___ MATERIAL FOR THIS EXERCISE ___

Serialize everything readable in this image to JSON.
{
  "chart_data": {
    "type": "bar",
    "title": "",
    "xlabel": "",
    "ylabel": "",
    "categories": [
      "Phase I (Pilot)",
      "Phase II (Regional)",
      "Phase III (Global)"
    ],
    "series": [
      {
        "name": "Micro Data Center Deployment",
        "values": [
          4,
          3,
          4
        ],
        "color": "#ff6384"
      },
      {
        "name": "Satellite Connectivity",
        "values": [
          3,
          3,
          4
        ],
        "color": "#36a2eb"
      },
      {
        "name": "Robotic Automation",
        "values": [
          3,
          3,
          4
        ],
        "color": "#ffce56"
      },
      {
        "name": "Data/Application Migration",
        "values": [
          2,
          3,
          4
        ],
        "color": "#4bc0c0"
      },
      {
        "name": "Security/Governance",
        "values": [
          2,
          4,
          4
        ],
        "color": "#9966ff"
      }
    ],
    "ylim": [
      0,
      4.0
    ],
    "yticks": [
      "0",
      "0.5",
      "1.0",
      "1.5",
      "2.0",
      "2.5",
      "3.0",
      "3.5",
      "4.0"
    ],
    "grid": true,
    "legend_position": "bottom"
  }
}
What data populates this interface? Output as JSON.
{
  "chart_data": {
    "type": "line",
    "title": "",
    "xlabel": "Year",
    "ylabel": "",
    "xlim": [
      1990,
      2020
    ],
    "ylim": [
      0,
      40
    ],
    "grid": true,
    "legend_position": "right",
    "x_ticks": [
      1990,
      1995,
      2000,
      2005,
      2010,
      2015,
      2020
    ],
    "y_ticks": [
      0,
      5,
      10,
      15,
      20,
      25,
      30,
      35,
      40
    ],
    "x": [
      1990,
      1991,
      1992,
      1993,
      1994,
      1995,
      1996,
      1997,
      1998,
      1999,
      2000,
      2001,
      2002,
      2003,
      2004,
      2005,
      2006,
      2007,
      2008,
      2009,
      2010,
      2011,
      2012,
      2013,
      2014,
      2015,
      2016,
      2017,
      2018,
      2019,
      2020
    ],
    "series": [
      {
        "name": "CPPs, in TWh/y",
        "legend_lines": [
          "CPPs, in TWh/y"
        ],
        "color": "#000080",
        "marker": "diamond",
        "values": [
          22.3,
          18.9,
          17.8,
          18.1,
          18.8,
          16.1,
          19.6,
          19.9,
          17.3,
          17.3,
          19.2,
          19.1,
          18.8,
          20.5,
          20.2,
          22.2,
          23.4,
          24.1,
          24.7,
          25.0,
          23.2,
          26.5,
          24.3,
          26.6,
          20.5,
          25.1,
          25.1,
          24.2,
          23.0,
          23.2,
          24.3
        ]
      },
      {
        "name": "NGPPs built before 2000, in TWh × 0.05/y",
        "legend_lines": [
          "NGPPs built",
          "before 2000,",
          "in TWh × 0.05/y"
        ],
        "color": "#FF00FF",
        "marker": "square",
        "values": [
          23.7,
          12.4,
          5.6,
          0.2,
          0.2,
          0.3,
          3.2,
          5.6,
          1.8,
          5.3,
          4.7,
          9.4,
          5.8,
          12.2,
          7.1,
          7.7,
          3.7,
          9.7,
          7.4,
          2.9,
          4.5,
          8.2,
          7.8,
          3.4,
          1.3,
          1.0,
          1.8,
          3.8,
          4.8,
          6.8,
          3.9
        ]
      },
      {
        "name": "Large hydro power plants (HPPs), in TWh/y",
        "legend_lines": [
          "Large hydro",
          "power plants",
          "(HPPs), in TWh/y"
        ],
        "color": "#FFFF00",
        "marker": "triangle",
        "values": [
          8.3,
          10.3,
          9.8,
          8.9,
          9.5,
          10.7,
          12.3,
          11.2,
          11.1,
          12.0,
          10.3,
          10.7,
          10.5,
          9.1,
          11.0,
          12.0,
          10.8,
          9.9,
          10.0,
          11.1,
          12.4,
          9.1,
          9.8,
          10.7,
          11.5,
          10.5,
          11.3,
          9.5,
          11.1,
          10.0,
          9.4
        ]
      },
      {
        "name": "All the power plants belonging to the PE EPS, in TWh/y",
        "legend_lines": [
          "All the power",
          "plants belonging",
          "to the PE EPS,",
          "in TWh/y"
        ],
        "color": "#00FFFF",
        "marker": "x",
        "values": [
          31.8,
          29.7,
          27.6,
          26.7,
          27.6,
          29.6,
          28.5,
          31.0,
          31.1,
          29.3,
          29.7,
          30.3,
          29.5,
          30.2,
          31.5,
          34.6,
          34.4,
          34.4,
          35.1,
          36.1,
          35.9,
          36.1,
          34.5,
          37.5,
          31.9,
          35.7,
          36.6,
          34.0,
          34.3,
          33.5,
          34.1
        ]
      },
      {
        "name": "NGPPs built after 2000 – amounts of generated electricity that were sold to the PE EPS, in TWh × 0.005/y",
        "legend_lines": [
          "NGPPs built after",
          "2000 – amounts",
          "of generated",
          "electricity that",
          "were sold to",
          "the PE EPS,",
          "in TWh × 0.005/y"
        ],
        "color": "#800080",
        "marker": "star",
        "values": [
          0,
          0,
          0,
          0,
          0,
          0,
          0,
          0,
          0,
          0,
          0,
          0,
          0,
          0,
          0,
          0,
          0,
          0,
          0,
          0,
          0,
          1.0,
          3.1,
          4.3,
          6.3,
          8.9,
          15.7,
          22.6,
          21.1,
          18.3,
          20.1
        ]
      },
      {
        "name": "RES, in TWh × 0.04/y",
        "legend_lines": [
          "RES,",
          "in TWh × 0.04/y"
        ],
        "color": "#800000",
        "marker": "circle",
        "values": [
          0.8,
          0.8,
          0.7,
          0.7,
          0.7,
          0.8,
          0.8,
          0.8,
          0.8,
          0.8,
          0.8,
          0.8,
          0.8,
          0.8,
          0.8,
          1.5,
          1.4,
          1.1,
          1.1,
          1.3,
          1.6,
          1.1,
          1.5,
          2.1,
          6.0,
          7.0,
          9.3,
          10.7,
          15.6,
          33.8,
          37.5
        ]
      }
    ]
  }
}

___

STATED EXERCISE ▸ Repeat the records above exactly, from the first line to the last.

WRITTEN REPLY ▸
Serialize everything readable in this image to JSON.
{
  "chart_data": {
    "type": "bar",
    "title": "",
    "xlabel": "",
    "ylabel": "",
    "categories": [
      "Phase I (Pilot)",
      "Phase II (Regional)",
      "Phase III (Global)"
    ],
    "series": [
      {
        "name": "Micro Data Center Deployment",
        "values": [
          4,
          3,
          4
        ],
        "color": "#ff6384"
      },
      {
        "name": "Satellite Connectivity",
        "values": [
          3,
          3,
          4
        ],
        "color": "#36a2eb"
      },
      {
        "name": "Robotic Automation",
        "values": [
          3,
          3,
          4
        ],
        "color": "#ffce56"
      },
      {
        "name": "Data/Application Migration",
        "values": [
          2,
          3,
          4
        ],
        "color": "#4bc0c0"
      },
      {
        "name": "Security/Governance",
        "values": [
          2,
          4,
          4
        ],
        "color": "#9966ff"
      }
    ],
    "ylim": [
      0,
      4.0
    ],
    "yticks": [
      "0",
      "0.5",
      "1.0",
      "1.5",
      "2.0",
      "2.5",
      "3.0",
      "3.5",
      "4.0"
    ],
    "grid": true,
    "legend_position": "bottom"
  }
}
What data populates this interface? Output as JSON.
{
  "chart_data": {
    "type": "line",
    "title": "",
    "xlabel": "Year",
    "ylabel": "",
    "xlim": [
      1990,
      2020
    ],
    "ylim": [
      0,
      40
    ],
    "grid": true,
    "legend_position": "right",
    "x_ticks": [
      1990,
      1995,
      2000,
      2005,
      2010,
      2015,
      2020
    ],
    "y_ticks": [
      0,
      5,
      10,
      15,
      20,
      25,
      30,
      35,
      40
    ],
    "x": [
      1990,
      1991,
      1992,
      1993,
      1994,
      1995,
      1996,
      1997,
      1998,
      1999,
      2000,
      2001,
      2002,
      2003,
      2004,
      2005,
      2006,
      2007,
      2008,
      2009,
      2010,
      2011,
      2012,
      2013,
      2014,
      2015,
      2016,
      2017,
      2018,
      2019,
      2020
    ],
    "series": [
      {
        "name": "CPPs, in TWh/y",
        "legend_lines": [
          "CPPs, in TWh/y"
        ],
        "color": "#000080",
        "marker": "diamond",
        "values": [
          22.3,
          18.9,
          17.8,
          18.1,
          18.8,
          16.1,
          19.6,
          19.9,
          17.3,
          17.3,
          19.2,
          19.1,
          18.8,
          20.5,
          20.2,
          22.2,
          23.4,
          24.1,
          24.7,
          25.0,
          23.2,
          26.5,
          24.3,
          26.6,
          20.5,
          25.1,
          25.1,
          24.2,
          23.0,
          23.2,
          24.3
        ]
      },
      {
        "name": "NGPPs built before 2000, in TWh × 0.05/y",
        "legend_lines": [
          "NGPPs built",
          "before 2000,",
          "in TWh × 0.05/y"
        ],
        "color": "#FF00FF",
        "marker": "square",
        "values": [
          23.7,
          12.4,
          5.6,
          0.2,
          0.2,
          0.3,
          3.2,
          5.6,
          1.8,
          5.3,
          4.7,
          9.4,
          5.8,
          12.2,
          7.1,
          7.7,
          3.7,
          9.7,
          7.4,
          2.9,
          4.5,
          8.2,
          7.8,
          3.4,
          1.3,
          1.0,
          1.8,
          3.8,
          4.8,
          6.8,
          3.9
        ]
      },
      {
        "name": "Large hydro power plants (HPPs), in TWh/y",
        "legend_lines": [
          "Large hydro",
          "power plants",
          "(HPPs), in TWh/y"
        ],
        "color": "#FFFF00",
        "marker": "triangle",
        "values": [
          8.3,
          10.3,
          9.8,
          8.9,
          9.5,
          10.7,
          12.3,
          11.2,
          11.1,
          12.0,
          10.3,
          10.7,
          10.5,
          9.1,
          11.0,
          12.0,
          10.8,
          9.9,
          10.0,
          11.1,
          12.4,
          9.1,
          9.8,
          10.7,
          11.5,
          10.5,
          11.3,
          9.5,
          11.1,
          10.0,
          9.4
        ]
      },
      {
        "name": "All the power plants belonging to the PE EPS, in TWh/y",
        "legend_lines": [
          "All the power",
          "plants belonging",
          "to the PE EPS,",
          "in TWh/y"
        ],
        "color": "#00FFFF",
        "marker": "x",
        "values": [
          31.8,
          29.7,
          27.6,
          26.7,
          27.6,
          29.6,
          28.5,
          31.0,
          31.1,
          29.3,
          29.7,
          30.3,
          29.5,
          30.2,
          31.5,
          34.6,
          34.4,
          34.4,
          35.1,
          36.1,
          35.9,
          36.1,
          34.5,
          37.5,
          31.9,
          35.7,
          36.6,
          34.0,
          34.3,
          33.5,
          34.1
        ]
      },
      {
        "name": "NGPPs built after 2000 – amounts of generated electricity that were sold to the PE EPS, in TWh × 0.005/y",
        "legend_lines": [
          "NGPPs built after",
          "2000 – amounts",
          "of generated",
          "electricity that",
          "were sold to",
          "the PE EPS,",
          "in TWh × 0.005/y"
        ],
        "color": "#800080",
        "marker": "star",
        "values": [
          0,
          0,
          0,
          0,
          0,
          0,
          0,
          0,
          0,
          0,
          0,
          0,
          0,
          0,
          0,
          0,
          0,
          0,
          0,
          0,
          0,
          1.0,
          3.1,
          4.3,
          6.3,
          8.9,
          15.7,
          22.6,
          21.1,
          18.3,
          20.1
        ]
      },
      {
        "name": "RES, in TWh × 0.04/y",
        "legend_lines": [
          "RES,",
          "in TWh × 0.04/y"
        ],
        "color": "#800000",
        "marker": "circle",
        "values": [
          0.8,
          0.8,
          0.7,
          0.7,
          0.7,
          0.8,
          0.8,
          0.8,
          0.8,
          0.8,
          0.8,
          0.8,
          0.8,
          0.8,
          0.8,
          1.5,
          1.4,
          1.1,
          1.1,
          1.3,
          1.6,
          1.1,
          1.5,
          2.1,
          6.0,
          7.0,
          9.3,
          10.7,
          15.6,
          33.8,
          37.5
        ]
      }
    ]
  }
}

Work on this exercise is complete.